◆ **Texto fornecido**:
------------------------
Listão da Semana,

Erotismo modernista e mais 6 lançamentos

‘Seleta erótica de Mário de Andrade’, fruto da pesquisa de Eliane Robert Moraes, chega nesta semana às livrarias

18maio2022 | Edição #57

Em uma carta enviada a Manuel Bandeira após o lançamento de Macunaíma, Mário de Andrade diz se arrepender de ter descrito “as três f… na rede” protagonizadas pelo anti-herói — a passagem em questão foi logo censurada pelo autor. Essa é uma das muitas curiosidades de Seleta erótica de Mário de Andrade, um esforço de pesquisa de Eliane Robert Moraes que chega nesta semana às livrarias reunindo a riqueza da temática sexual presente em toda a obra do modernista.

Completam a seleção da semana o novo romance do norueguês Karl Ove Knausgård, contos completos do chinês Lu Xun, uma antologia de textos de Fernando Henrique Cardoso, uma ficção de Patrícia Melo, um clássico do japonês Yukio Mishima e uma reflexão sobre o protagonismo da mulher pré-histórica.

Viva o livro brasileiro!

 

Seleta erótica de Mário de Andrade. Mário de Andrade.
------------------------
◆ **Registros fornecidos**:

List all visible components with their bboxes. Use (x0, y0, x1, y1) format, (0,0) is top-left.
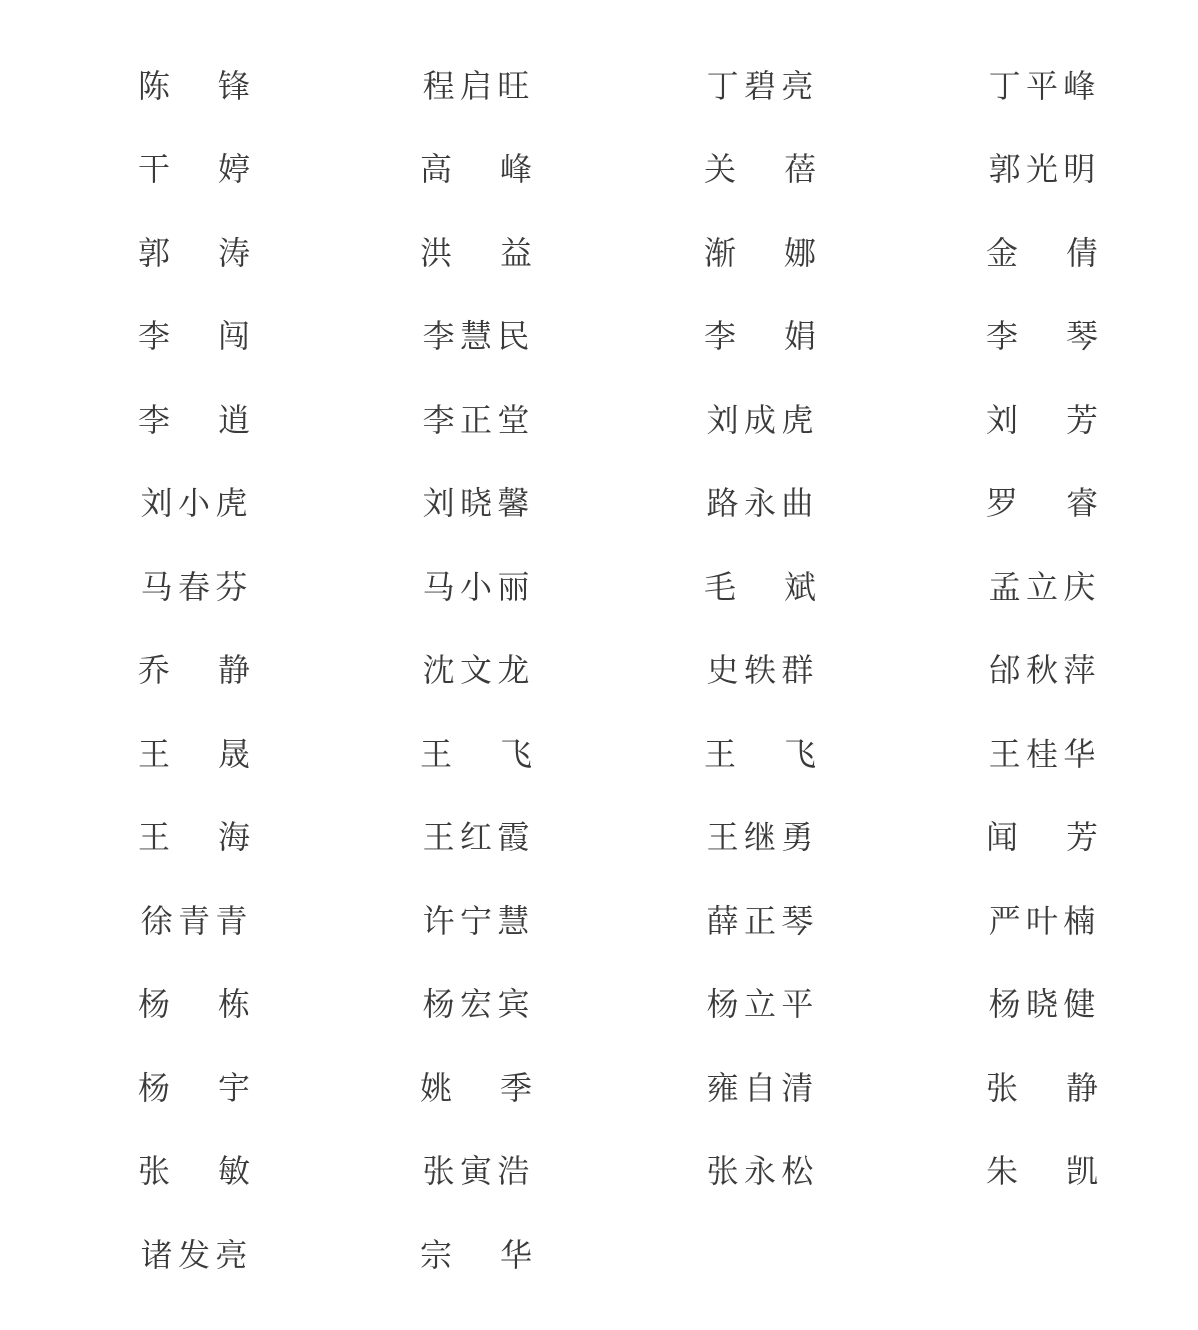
------------------------
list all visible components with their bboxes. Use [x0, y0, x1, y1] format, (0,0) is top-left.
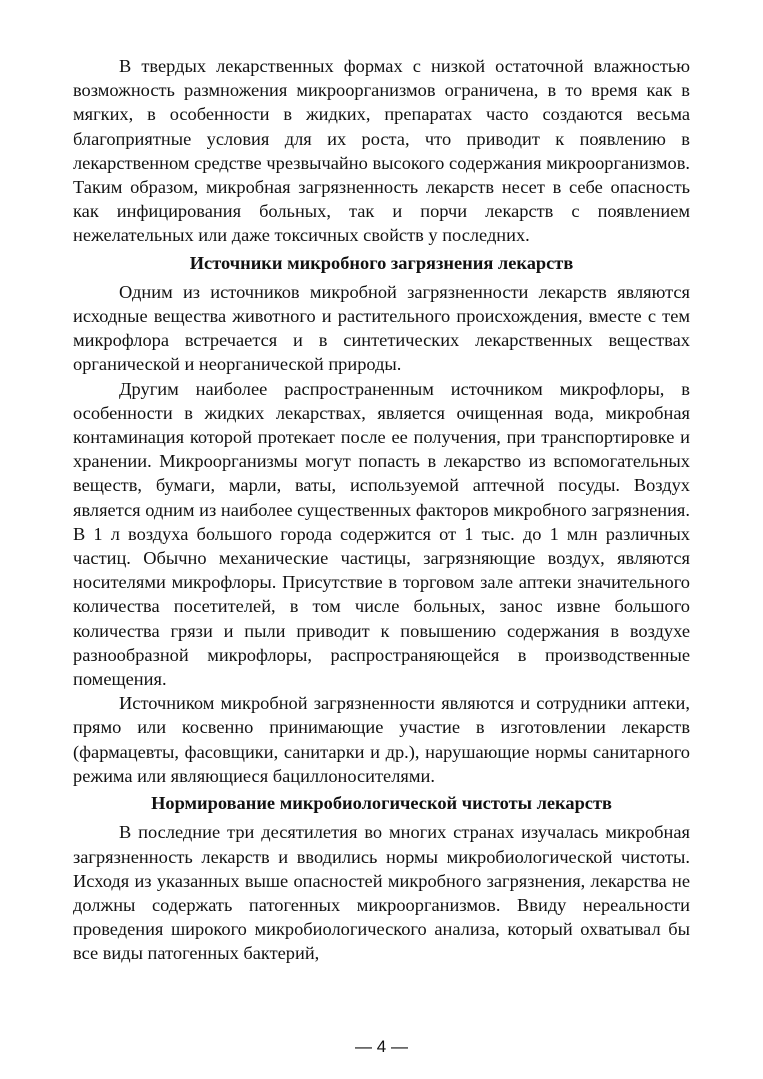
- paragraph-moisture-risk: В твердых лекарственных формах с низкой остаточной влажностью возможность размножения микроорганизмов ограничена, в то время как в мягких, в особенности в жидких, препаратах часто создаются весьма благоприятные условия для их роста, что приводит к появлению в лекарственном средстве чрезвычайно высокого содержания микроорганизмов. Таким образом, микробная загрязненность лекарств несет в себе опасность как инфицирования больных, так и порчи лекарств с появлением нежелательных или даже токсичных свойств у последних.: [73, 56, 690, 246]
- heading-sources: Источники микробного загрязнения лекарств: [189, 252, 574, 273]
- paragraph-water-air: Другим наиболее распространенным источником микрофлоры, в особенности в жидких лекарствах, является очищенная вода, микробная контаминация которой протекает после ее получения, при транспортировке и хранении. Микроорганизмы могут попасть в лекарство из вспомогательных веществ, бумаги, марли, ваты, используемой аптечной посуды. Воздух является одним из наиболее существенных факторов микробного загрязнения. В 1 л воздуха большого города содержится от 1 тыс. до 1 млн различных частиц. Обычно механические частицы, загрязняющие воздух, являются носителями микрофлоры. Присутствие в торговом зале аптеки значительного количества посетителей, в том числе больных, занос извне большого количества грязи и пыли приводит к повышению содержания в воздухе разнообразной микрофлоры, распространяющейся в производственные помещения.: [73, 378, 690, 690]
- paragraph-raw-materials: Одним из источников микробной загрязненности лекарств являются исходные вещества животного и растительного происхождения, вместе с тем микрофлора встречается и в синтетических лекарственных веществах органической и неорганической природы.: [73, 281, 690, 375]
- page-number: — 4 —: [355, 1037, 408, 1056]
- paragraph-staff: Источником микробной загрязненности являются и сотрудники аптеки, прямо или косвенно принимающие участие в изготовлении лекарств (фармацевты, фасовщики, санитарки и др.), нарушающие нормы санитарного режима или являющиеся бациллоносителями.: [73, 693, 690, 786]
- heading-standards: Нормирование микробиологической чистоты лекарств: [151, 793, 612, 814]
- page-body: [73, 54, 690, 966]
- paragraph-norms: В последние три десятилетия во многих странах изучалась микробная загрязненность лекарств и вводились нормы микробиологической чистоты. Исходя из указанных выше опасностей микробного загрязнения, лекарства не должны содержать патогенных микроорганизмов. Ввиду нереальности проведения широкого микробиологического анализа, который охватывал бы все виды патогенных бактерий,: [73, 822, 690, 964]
------------------------
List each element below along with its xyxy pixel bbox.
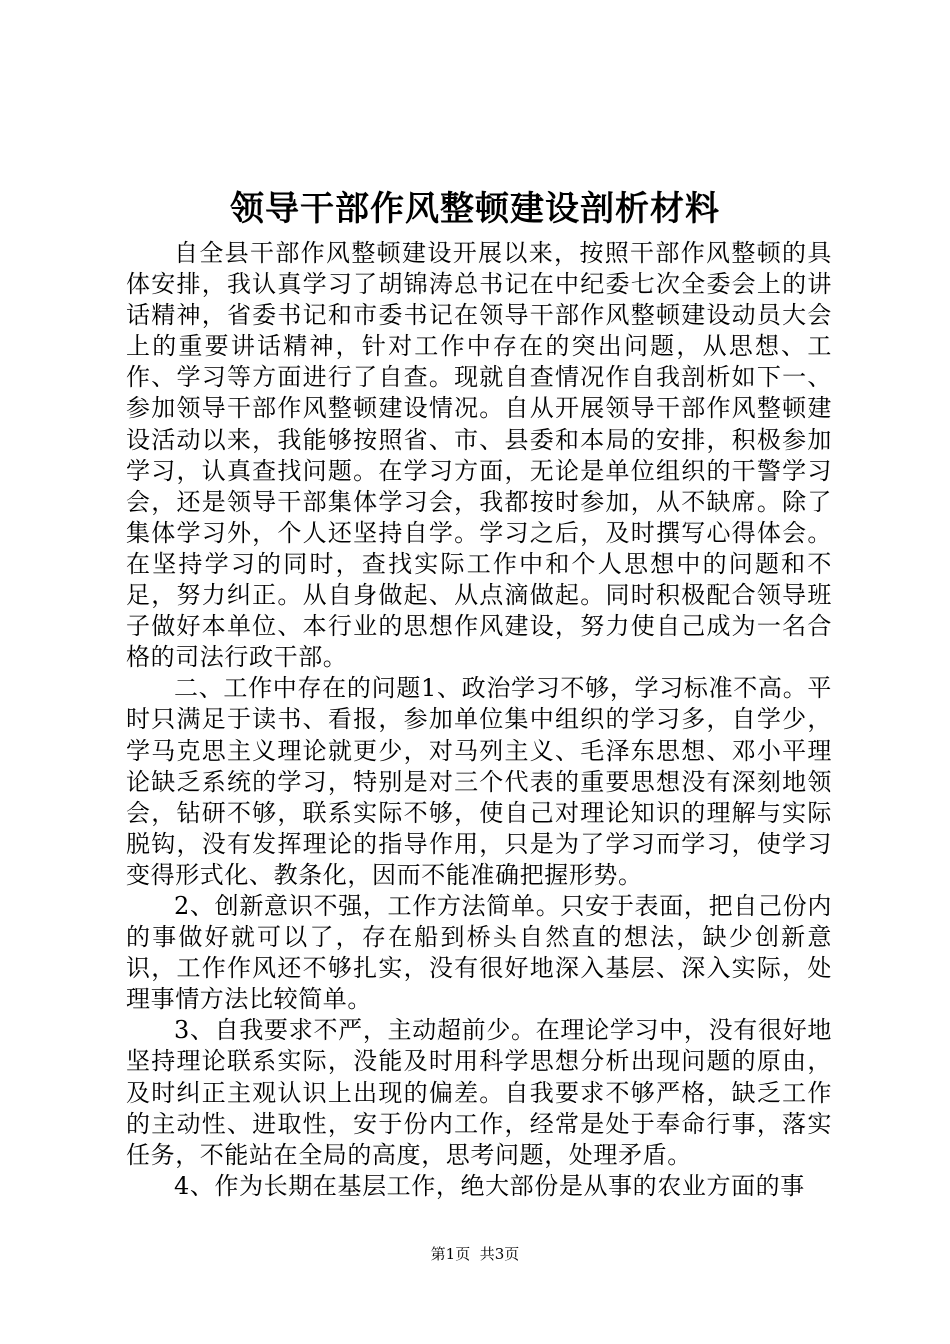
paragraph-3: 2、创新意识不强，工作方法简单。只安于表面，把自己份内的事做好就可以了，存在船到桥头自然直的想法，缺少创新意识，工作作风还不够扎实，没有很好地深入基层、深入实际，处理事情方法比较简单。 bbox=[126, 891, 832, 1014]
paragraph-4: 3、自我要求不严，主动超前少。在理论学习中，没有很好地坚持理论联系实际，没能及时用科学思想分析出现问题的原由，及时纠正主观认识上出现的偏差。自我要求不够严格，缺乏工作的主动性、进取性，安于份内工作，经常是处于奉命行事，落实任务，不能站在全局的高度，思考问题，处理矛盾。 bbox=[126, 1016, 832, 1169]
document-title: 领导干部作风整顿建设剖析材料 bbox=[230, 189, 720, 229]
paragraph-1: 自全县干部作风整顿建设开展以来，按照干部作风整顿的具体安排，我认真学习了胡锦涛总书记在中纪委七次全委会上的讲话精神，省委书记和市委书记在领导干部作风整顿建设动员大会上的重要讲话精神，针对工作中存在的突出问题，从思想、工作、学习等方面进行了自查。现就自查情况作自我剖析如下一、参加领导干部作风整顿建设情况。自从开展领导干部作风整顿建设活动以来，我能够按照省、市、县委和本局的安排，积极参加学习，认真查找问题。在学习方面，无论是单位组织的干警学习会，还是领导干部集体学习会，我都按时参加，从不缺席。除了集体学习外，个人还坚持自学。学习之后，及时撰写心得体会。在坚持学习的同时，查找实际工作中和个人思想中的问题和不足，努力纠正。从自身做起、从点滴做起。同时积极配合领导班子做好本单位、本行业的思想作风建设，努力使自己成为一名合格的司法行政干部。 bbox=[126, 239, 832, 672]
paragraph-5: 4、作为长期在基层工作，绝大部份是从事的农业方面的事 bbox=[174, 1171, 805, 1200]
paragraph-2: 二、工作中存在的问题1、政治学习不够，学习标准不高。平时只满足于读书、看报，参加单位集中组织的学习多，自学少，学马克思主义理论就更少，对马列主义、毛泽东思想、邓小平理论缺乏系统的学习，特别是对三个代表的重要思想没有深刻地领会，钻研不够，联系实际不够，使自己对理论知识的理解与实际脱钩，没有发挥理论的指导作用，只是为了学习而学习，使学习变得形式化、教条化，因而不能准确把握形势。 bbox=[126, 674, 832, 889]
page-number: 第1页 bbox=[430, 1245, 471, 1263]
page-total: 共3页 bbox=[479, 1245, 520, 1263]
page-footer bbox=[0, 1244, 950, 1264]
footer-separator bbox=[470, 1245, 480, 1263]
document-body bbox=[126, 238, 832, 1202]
------------------------
◆ **Partes do exercício**:
A) Reproduza sem nenhuma alteração as linhas dos registros que vão da linha com "List each element" até a linha com "239, 832, 672]", incluindo as duas. Deixe as imagens fora da resposta.
B) Prossiga com o texto sobre os lançamentos de livros da semana a partir de onde ele para.

◆ **Respostas das tarefas**:
A)
List each element below along with its xyxy pixel bbox.
paragraph-3: 2、创新意识不强，工作方法简单。只安于表面，把自己份内的事做好就可以了，存在船到桥头自然直的想法，缺少创新意识，工作作风还不够扎实，没有很好地深入基层、深入实际，处理事情方法比较简单。 bbox=[126, 891, 832, 1014]
paragraph-4: 3、自我要求不严，主动超前少。在理论学习中，没有很好地坚持理论联系实际，没能及时用科学思想分析出现问题的原由，及时纠正主观认识上出现的偏差。自我要求不够严格，缺乏工作的主动性、进取性，安于份内工作，经常是处于奉命行事，落实任务，不能站在全局的高度，思考问题，处理矛盾。 bbox=[126, 1016, 832, 1169]
document-title: 领导干部作风整顿建设剖析材料 bbox=[230, 189, 720, 229]
paragraph-1: 自全县干部作风整顿建设开展以来，按照干部作风整顿的具体安排，我认真学习了胡锦涛总书记在中纪委七次全委会上的讲话精神，省委书记和市委书记在领导干部作风整顿建设动员大会上的重要讲话精神，针对工作中存在的突出问题，从思想、工作、学习等方面进行了自查。现就自查情况作自我剖析如下一、参加领导干部作风整顿建设情况。自从开展领导干部作风整顿建设活动以来，我能够按照省、市、县委和本局的安排，积极参加学习，认真查找问题。在学习方面，无论是单位组织的干警学习会，还是领导干部集体学习会，我都按时参加，从不缺席。除了集体学习外，个人还坚持自学。学习之后，及时撰写心得体会。在坚持学习的同时，查找实际工作中和个人思想中的问题和不足，努力纠正。从自身做起、从点滴做起。同时积极配合领导班子做好本单位、本行业的思想作风建设，努力使自己成为一名合格的司法行政干部。 bbox=[126, 239, 832, 672]

B)
Org. Eliane Robert Moraes • Ubu • 320 pp • R$ 99

Professora de literatura e pesquisadora das relações entre estética e erótica, Eliane Robert Moraes selecionou textos representativos da erótica intensa dispersa em toda a obra do modernista Mário de Andrade — que, segundo ela, dizia haver no Brasil "uma pornografia desorganizada". Ultrapassando a discussão do que é da ordem pessoal e o recente debate sobre a homossexualidade do escritor, Moraes ressalta o que é da ordem estética. Contemplando a variedade de gêneros e as diversas fases da obra de Mário de Andrade, sem deixar de lado os aspectos biográficos, a Seleta é dividida em oito partes com títulos mariodeandradeanos" como Imoralidades e desmoralidade e Brasileirismos, safadagens e porcarias

Trecho do livro:
No caminho da cidade,
Oh vós, homens que andais pelo caminho,
Olhai-me, cercai-me, abraçai-me,
Abraçai-me de amor e de amigo, na meiga carícia indecisa,
Cegos, mudos, viris, na imperfeição irremediável!”.

Leia mais: Mário de Andrade se transformou definitivamente em performer em seus deslocamentos por Minas Gerais e Rio de Janeiro.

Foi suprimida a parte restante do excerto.